Saved entries
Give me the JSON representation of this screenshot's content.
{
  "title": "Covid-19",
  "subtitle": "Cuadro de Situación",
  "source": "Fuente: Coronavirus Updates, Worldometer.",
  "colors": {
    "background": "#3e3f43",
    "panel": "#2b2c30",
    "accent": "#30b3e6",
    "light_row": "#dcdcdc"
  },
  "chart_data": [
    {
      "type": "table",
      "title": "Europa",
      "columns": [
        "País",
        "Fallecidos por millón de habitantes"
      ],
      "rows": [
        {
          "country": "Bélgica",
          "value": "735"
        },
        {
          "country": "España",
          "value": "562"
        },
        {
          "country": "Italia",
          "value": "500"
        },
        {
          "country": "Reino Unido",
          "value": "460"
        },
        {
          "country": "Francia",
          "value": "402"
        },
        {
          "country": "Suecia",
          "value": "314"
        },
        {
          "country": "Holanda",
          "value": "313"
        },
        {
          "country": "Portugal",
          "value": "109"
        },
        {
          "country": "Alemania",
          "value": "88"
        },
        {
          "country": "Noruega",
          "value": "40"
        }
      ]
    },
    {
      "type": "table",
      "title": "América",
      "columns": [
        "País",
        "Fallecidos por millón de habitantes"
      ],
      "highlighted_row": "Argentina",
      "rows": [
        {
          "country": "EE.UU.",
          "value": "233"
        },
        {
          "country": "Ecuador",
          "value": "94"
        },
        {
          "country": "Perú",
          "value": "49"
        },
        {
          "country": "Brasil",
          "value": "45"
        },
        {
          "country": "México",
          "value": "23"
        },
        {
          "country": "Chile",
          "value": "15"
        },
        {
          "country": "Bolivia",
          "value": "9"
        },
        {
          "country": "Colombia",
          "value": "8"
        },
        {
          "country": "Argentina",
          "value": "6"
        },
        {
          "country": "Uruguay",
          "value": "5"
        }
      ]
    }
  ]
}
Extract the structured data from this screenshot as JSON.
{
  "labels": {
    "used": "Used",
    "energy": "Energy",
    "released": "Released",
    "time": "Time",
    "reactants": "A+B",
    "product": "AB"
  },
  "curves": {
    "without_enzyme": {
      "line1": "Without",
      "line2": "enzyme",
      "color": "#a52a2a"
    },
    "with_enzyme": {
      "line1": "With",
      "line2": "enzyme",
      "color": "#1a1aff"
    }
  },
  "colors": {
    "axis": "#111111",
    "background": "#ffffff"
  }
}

### EXERCISE DESCRIPTION
Wherever the string "Argentina" appears in the entries above, list that line.

### EXERCISE ANSWER
      "highlighted_row": "Argentina",
          "country": "Argentina",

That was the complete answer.